#### [What you are asked to do]
How many lines in the data below include the word "bacteria"? State the number alone.
[Material shown]
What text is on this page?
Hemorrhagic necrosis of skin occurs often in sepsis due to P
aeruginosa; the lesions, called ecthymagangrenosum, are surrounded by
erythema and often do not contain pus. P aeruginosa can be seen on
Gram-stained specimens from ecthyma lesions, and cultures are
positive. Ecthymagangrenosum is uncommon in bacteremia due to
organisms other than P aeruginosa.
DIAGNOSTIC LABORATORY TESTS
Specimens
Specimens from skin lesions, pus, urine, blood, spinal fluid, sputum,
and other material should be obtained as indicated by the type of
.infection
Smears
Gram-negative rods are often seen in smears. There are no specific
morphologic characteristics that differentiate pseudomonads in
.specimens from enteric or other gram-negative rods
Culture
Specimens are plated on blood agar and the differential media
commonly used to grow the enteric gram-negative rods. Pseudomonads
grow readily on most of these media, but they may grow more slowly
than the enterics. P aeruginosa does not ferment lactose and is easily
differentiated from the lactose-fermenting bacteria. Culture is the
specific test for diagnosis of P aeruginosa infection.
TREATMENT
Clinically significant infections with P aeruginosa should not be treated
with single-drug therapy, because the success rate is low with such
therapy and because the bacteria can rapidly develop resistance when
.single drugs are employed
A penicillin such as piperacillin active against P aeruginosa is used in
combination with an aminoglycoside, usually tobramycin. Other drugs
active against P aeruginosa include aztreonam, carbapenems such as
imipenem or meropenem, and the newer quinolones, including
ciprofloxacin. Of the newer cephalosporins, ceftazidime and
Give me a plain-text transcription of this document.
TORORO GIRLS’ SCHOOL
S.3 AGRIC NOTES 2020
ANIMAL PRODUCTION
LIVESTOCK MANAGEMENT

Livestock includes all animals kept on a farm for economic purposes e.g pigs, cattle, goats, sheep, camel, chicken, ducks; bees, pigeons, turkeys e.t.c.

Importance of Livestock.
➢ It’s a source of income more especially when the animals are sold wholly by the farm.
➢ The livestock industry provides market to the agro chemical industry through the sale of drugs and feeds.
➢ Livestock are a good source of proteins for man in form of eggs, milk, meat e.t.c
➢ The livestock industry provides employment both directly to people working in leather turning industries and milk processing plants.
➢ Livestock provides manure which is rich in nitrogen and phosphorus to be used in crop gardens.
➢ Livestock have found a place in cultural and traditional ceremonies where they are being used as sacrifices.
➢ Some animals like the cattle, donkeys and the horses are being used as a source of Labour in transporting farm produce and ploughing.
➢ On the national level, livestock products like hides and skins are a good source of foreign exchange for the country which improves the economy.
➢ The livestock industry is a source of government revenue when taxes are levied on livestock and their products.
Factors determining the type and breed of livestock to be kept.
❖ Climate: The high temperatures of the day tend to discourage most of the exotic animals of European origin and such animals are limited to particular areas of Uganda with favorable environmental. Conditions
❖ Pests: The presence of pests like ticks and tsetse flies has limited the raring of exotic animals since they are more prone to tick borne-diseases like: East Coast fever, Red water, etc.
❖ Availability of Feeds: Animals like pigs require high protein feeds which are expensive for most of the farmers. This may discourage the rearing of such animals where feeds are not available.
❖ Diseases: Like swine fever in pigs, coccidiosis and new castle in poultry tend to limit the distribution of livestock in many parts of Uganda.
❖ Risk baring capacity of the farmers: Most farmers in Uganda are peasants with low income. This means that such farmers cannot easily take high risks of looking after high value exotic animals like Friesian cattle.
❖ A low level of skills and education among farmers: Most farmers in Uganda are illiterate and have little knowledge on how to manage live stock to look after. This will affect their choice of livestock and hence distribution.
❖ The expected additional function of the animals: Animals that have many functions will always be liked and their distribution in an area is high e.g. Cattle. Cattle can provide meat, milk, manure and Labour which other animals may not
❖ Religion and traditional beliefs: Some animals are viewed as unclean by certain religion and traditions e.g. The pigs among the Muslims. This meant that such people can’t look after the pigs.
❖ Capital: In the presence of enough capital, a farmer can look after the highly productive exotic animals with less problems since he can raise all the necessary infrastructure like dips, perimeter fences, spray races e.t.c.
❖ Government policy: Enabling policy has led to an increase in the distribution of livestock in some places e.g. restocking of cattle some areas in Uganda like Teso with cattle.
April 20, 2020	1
[/Material shown]
#### [Exercise result]
2